> TASK STATEMENT
Every record below should be printed exactly as given.
-------- DATASET EXTRACT
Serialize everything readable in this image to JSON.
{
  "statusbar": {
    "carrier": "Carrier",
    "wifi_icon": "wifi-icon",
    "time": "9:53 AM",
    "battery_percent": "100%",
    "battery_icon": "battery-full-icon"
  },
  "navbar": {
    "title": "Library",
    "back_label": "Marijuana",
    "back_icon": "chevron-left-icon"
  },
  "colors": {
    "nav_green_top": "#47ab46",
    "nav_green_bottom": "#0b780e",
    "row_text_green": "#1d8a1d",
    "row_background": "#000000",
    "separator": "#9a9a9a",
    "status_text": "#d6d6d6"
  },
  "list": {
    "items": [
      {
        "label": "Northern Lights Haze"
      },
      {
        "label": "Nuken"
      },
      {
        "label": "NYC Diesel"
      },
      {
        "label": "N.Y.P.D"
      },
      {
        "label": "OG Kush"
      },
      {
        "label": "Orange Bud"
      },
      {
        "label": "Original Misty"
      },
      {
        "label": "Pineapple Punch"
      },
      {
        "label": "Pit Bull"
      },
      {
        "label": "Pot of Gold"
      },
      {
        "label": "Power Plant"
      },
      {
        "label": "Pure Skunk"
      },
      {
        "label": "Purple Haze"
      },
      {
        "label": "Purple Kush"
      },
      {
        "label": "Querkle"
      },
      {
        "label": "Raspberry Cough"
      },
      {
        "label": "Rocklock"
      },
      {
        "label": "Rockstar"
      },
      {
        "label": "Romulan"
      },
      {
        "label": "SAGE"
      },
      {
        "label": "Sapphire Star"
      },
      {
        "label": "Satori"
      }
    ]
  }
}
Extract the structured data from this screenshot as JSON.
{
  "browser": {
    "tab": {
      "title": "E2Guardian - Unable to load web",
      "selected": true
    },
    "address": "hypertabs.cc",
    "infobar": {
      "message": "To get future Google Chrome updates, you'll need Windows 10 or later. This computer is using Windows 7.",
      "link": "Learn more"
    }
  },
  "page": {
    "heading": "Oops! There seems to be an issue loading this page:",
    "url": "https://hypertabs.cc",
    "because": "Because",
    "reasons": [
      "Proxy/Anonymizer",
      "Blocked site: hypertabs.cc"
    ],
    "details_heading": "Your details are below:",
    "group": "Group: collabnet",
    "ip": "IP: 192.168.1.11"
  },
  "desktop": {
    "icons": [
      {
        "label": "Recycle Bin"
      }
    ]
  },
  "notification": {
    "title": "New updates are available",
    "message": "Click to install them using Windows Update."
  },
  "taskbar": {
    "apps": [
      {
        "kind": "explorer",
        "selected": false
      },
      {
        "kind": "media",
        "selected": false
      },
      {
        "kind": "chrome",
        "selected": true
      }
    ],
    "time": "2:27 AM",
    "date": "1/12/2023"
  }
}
----------------
> EXPECTED OUTPUT
Serialize everything readable in this image to JSON.
{
  "statusbar": {
    "carrier": "Carrier",
    "wifi_icon": "wifi-icon",
    "time": "9:53 AM",
    "battery_percent": "100%",
    "battery_icon": "battery-full-icon"
  },
  "navbar": {
    "title": "Library",
    "back_label": "Marijuana",
    "back_icon": "chevron-left-icon"
  },
  "colors": {
    "nav_green_top": "#47ab46",
    "nav_green_bottom": "#0b780e",
    "row_text_green": "#1d8a1d",
    "row_background": "#000000",
    "separator": "#9a9a9a",
    "status_text": "#d6d6d6"
  },
  "list": {
    "items": [
      {
        "label": "Northern Lights Haze"
      },
      {
        "label": "Nuken"
      },
      {
        "label": "NYC Diesel"
      },
      {
        "label": "N.Y.P.D"
      },
      {
        "label": "OG Kush"
      },
      {
        "label": "Orange Bud"
      },
      {
        "label": "Original Misty"
      },
      {
        "label": "Pineapple Punch"
      },
      {
        "label": "Pit Bull"
      },
      {
        "label": "Pot of Gold"
      },
      {
        "label": "Power Plant"
      },
      {
        "label": "Pure Skunk"
      },
      {
        "label": "Purple Haze"
      },
      {
        "label": "Purple Kush"
      },
      {
        "label": "Querkle"
      },
      {
        "label": "Raspberry Cough"
      },
      {
        "label": "Rocklock"
      },
      {
        "label": "Rockstar"
      },
      {
        "label": "Romulan"
      },
      {
        "label": "SAGE"
      },
      {
        "label": "Sapphire Star"
      },
      {
        "label": "Satori"
      }
    ]
  }
}
Extract the structured data from this screenshot as JSON.
{
  "browser": {
    "tab": {
      "title": "E2Guardian - Unable to load web",
      "selected": true
    },
    "address": "hypertabs.cc",
    "infobar": {
      "message": "To get future Google Chrome updates, you'll need Windows 10 or later. This computer is using Windows 7.",
      "link": "Learn more"
    }
  },
  "page": {
    "heading": "Oops! There seems to be an issue loading this page:",
    "url": "https://hypertabs.cc",
    "because": "Because",
    "reasons": [
      "Proxy/Anonymizer",
      "Blocked site: hypertabs.cc"
    ],
    "details_heading": "Your details are below:",
    "group": "Group: collabnet",
    "ip": "IP: 192.168.1.11"
  },
  "desktop": {
    "icons": [
      {
        "label": "Recycle Bin"
      }
    ]
  },
  "notification": {
    "title": "New updates are available",
    "message": "Click to install them using Windows Update."
  },
  "taskbar": {
    "apps": [
      {
        "kind": "explorer",
        "selected": false
      },
      {
        "kind": "media",
        "selected": false
      },
      {
        "kind": "chrome",
        "selected": true
      }
    ],
    "time": "2:27 AM",
    "date": "1/12/2023"
  }
}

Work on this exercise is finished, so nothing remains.